REQUIRED TASK:
Find every line below that contains the word "如碳素结构钢" and copy it out.

Dataset excerpt:
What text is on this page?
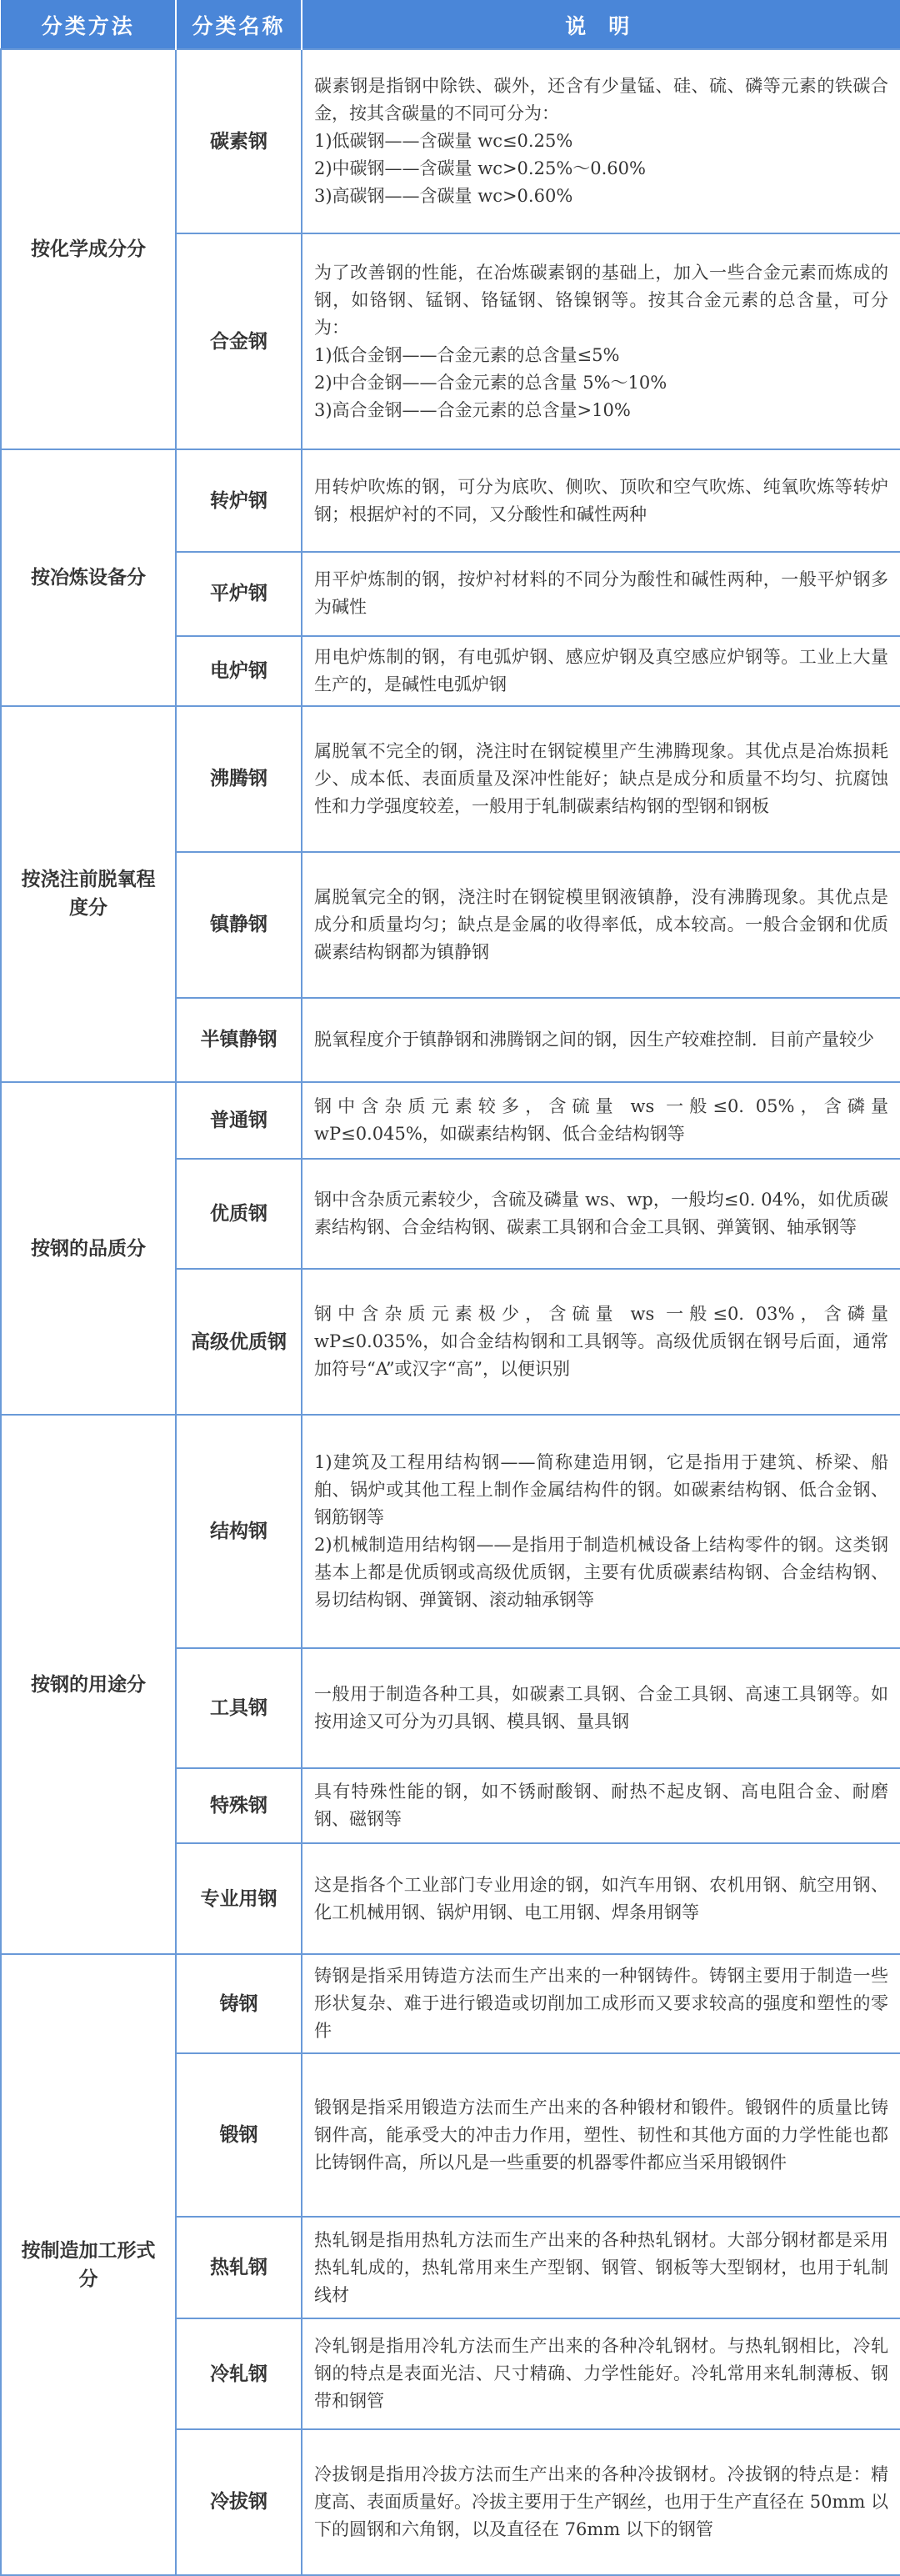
分类方法	分类名称	说 明
按化学成分分	碳素钢	碳素钢是指钢中除铁、碳外，还含有少量锰、硅、硫、磷等元素的铁碳合金，按其含碳量的不同可分为：
1)低碳钢——含碳量 wc≤0.25%
2)中碳钢——含碳量 wc>0.25%～0.60%
3)高碳钢——含碳量 wc>0.60%

	合金钢	为了改善钢的性能，在冶炼碳素钢的基础上，加入一些合金元素而炼成的钢，如铬钢、锰钢、铬锰钢、铬镍钢等。按其合金元素的总含量，可分为：
1)低合金钢——合金元素的总含量≤5%
2)中合金钢——合金元素的总含量 5%～10%
3)高合金钢——合金元素的总含量>10%

按冶炼设备分	转炉钢	用转炉吹炼的钢，可分为底吹、侧吹、顶吹和空气吹炼、纯氧吹炼等转炉钢；根据炉衬的不同，又分酸性和碱性两种

	平炉钢	用平炉炼制的钢，按炉衬材料的不同分为酸性和碱性两种，一般平炉钢多为碱性

	电炉钢	用电炉炼制的钢，有电弧炉钢、感应炉钢及真空感应炉钢等。工业上大量生产的，是碱性电弧炉钢

按浇注前脱氧程度分	沸腾钢	属脱氧不完全的钢，浇注时在钢锭模里产生沸腾现象。其优点是冶炼损耗少、成本低、表面质量及深冲性能好；缺点是成分和质量不均匀、抗腐蚀性和力学强度较差，一般用于轧制碳素结构钢的型钢和钢板

	镇静钢	属脱氧完全的钢，浇注时在钢锭模里钢液镇静，没有沸腾现象。其优点是成分和质量均匀；缺点是金属的收得率低，成本较高。一般合金钢和优质碳素结构钢都为镇静钢

	半镇静钢	脱氧程度介于镇静钢和沸腾钢之间的钢，因生产较难控制．目前产量较少

按钢的品质分	普通钢	钢中含杂质元素较多，含硫量 ws 一般≤0. 05%，含磷量 wP≤0.045%，如碳素结构钢、低合金结构钢等

	优质钢	钢中含杂质元素较少，含硫及磷量 ws、wp，一般均≤0. 04%，如优质碳素结构钢、合金结构钢、碳素工具钢和合金工具钢、弹簧钢、轴承钢等

	高级优质钢	钢中含杂质元素极少，含硫量 ws 一般≤0. 03%，含磷量 wP≤0.035%，如合金结构钢和工具钢等。高级优质钢在钢号后面，通常加符号“A”或汉字“高”，以便识别

按钢的用途分	结构钢	1)建筑及工程用结构钢——简称建造用钢，它是指用于建筑、桥梁、船舶、锅炉或其他工程上制作金属结构件的钢。如碳素结构钢、低合金钢、钢筋钢等
2)机械制造用结构钢——是指用于制造机械设备上结构零件的钢。这类钢基本上都是优质钢或高级优质钢，主要有优质碳素结构钢、合金结构钢、易切结构钢、弹簧钢、滚动轴承钢等

	工具钢	一般用于制造各种工具，如碳素工具钢、合金工具钢、高速工具钢等。如按用途又可分为刃具钢、模具钢、量具钢

	特殊钢	具有特殊性能的钢，如不锈耐酸钢、耐热不起皮钢、高电阻合金、耐磨钢、磁钢等

	专业用钢	这是指各个工业部门专业用途的钢，如汽车用钢、农机用钢、航空用钢、化工机械用钢、锅炉用钢、电工用钢、焊条用钢等

按制造加工形式分	铸钢	铸钢是指采用铸造方法而生产出来的一种钢铸件。铸钢主要用于制造一些形状复杂、难于进行锻造或切削加工成形而又要求较高的强度和塑性的零件

	锻钢	锻钢是指采用锻造方法而生产出来的各种锻材和锻件。锻钢件的质量比铸钢件高，能承受大的冲击力作用，塑性、韧性和其他方面的力学性能也都比铸钢件高，所以凡是一些重要的机器零件都应当采用锻钢件

	热轧钢	热轧钢是指用热轧方法而生产出来的各种热轧钢材。大部分钢材都是采用热轧轧成的，热轧常用来生产型钢、钢管、钢板等大型钢材，也用于轧制线材

	冷轧钢	冷轧钢是指用冷轧方法而生产出来的各种冷轧钢材。与热轧钢相比，冷轧钢的特点是表面光洁、尺寸精确、力学性能好。冷轧常用来轧制薄板、钢带和钢管

	冷拔钢	冷拔钢是指用冷拔方法而生产出来的各种冷拔钢材。冷拔钢的特点是：精度高、表面质量好。冷拔主要用于生产钢丝，也用于生产直径在 50mm 以下的圆钢和六角钢，以及直径在 76mm 以下的钢管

FINISHED TASK:
按钢的品质分	普通钢	钢中含杂质元素较多，含硫量 ws 一般≤0. 05%，含磷量 wP≤0.045%，如碳素结构钢、低合金结构钢等
按钢的用途分	结构钢	1)建筑及工程用结构钢——简称建造用钢，它是指用于建筑、桥梁、船舶、锅炉或其他工程上制作金属结构件的钢。如碳素结构钢、低合金钢、钢筋钢等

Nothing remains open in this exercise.